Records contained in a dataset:
▼
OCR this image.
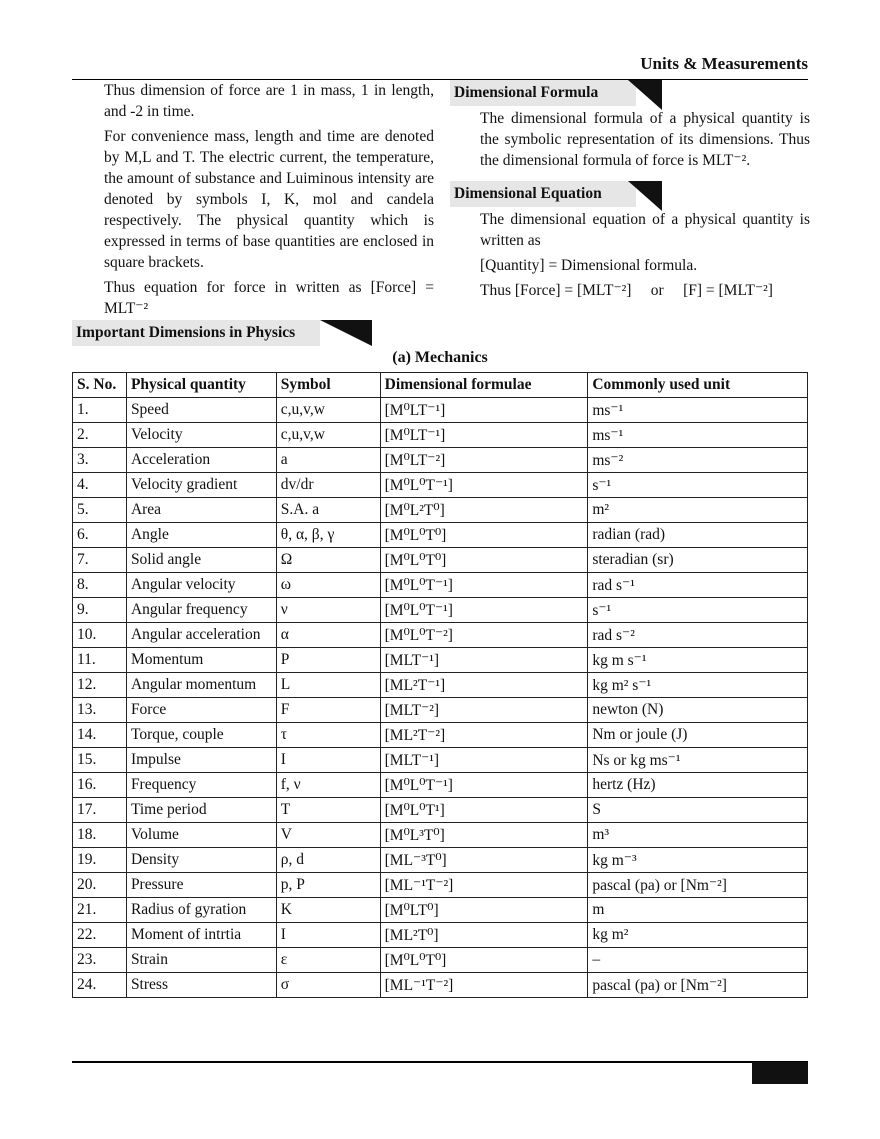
Units & Measurements

Thus dimension of force are 1 in mass, 1 in length, and -2 in time.

For convenience mass, length and time are denoted by M,L and T. The electric current, the temperature, the amount of substance and Luiminous intensity are denoted by symbols I, K, mol and candela respectively. The physical quantity which is expressed in terms of base quantities are enclosed in square brackets.

Thus equation for force in written as [Force] = MLT⁻²

Dimensional Formula

The dimensional formula of a physical quantity is the symbolic representation of its dimensions. Thus the dimensional formula of force is MLT⁻².

Dimensional Equation

The dimensional equation of a physical quantity is written as

[Quantity] = Dimensional formula.

Thus [Force] = [MLT⁻²]     or     [F] = [MLT⁻²]

Important Dimensions in Physics
(a) Mechanics
S. No.	Physical quantity	Symbol	Dimensional formulae	Commonly used unit
1.	Speed	c,u,v,w	[M⁰LT⁻¹]	ms⁻¹
2.	Velocity	c,u,v,w	[M⁰LT⁻¹]	ms⁻¹
3.	Acceleration	a	[M⁰LT⁻²]	ms⁻²
4.	Velocity gradient	dv/dr	[M⁰L⁰T⁻¹]	s⁻¹
5.	Area	S.A. a	[M⁰L²T⁰]	m²
6.	Angle	θ, α, β, γ	[M⁰L⁰T⁰]	radian (rad)
7.	Solid angle	Ω	[M⁰L⁰T⁰]	steradian (sr)
8.	Angular velocity	ω	[M⁰L⁰T⁻¹]	rad s⁻¹
9.	Angular frequency	ν	[M⁰L⁰T⁻¹]	s⁻¹
10.	Angular acceleration	α	[M⁰L⁰T⁻²]	rad s⁻²
11.	Momentum	P	[MLT⁻¹]	kg m s⁻¹
12.	Angular momentum	L	[ML²T⁻¹]	kg m² s⁻¹
13.	Force	F	[MLT⁻²]	newton (N)
14.	Torque, couple	τ	[ML²T⁻²]	Nm or joule (J)
15.	Impulse	I	[MLT⁻¹]	Ns or kg ms⁻¹
16.	Frequency	f, ν	[M⁰L⁰T⁻¹]	hertz (Hz)
17.	Time period	T	[M⁰L⁰T¹]	S
18.	Volume	V	[M⁰L³T⁰]	m³
19.	Density	ρ, d	[ML⁻³T⁰]	kg m⁻³
20.	Pressure	p, P	[ML⁻¹T⁻²]	pascal (pa) or [Nm⁻²]
21.	Radius of gyration	K	[M⁰LT⁰]	m
22.	Moment of intrtia	I	[ML²T⁰]	kg m²
23.	Strain	ε	[M⁰L⁰T⁰]	–
24.	Stress	σ	[ML⁻¹T⁻²]	pascal (pa) or [Nm⁻²]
▲
* _Task details_: Copy the records above exactly, omitting every picture.

* _Output below_:
OCR this image.
Units & Measurements

Thus dimension of force are 1 in mass, 1 in length, and -2 in time.

For convenience mass, length and time are denoted by M,L and T. The electric current, the temperature, the amount of substance and Luiminous intensity are denoted by symbols I, K, mol and candela respectively. The physical quantity which is expressed in terms of base quantities are enclosed in square brackets.

Thus equation for force in written as [Force] = MLT⁻²

Dimensional Formula

The dimensional formula of a physical quantity is the symbolic representation of its dimensions. Thus the dimensional formula of force is MLT⁻².

Dimensional Equation

The dimensional equation of a physical quantity is written as

[Quantity] = Dimensional formula.

Thus [Force] = [MLT⁻²]     or     [F] = [MLT⁻²]

Important Dimensions in Physics
(a) Mechanics
S. No.	Physical quantity	Symbol	Dimensional formulae	Commonly used unit
1.	Speed	c,u,v,w	[M⁰LT⁻¹]	ms⁻¹
2.	Velocity	c,u,v,w	[M⁰LT⁻¹]	ms⁻¹
3.	Acceleration	a	[M⁰LT⁻²]	ms⁻²
4.	Velocity gradient	dv/dr	[M⁰L⁰T⁻¹]	s⁻¹
5.	Area	S.A. a	[M⁰L²T⁰]	m²
6.	Angle	θ, α, β, γ	[M⁰L⁰T⁰]	radian (rad)
7.	Solid angle	Ω	[M⁰L⁰T⁰]	steradian (sr)
8.	Angular velocity	ω	[M⁰L⁰T⁻¹]	rad s⁻¹
9.	Angular frequency	ν	[M⁰L⁰T⁻¹]	s⁻¹
10.	Angular acceleration	α	[M⁰L⁰T⁻²]	rad s⁻²
11.	Momentum	P	[MLT⁻¹]	kg m s⁻¹
12.	Angular momentum	L	[ML²T⁻¹]	kg m² s⁻¹
13.	Force	F	[MLT⁻²]	newton (N)
14.	Torque, couple	τ	[ML²T⁻²]	Nm or joule (J)
15.	Impulse	I	[MLT⁻¹]	Ns or kg ms⁻¹
16.	Frequency	f, ν	[M⁰L⁰T⁻¹]	hertz (Hz)
17.	Time period	T	[M⁰L⁰T¹]	S
18.	Volume	V	[M⁰L³T⁰]	m³
19.	Density	ρ, d	[ML⁻³T⁰]	kg m⁻³
20.	Pressure	p, P	[ML⁻¹T⁻²]	pascal (pa) or [Nm⁻²]
21.	Radius of gyration	K	[M⁰LT⁰]	m
22.	Moment of intrtia	I	[ML²T⁰]	kg m²
23.	Strain	ε	[M⁰L⁰T⁰]	–
24.	Stress	σ	[ML⁻¹T⁻²]	pascal (pa) or [Nm⁻²]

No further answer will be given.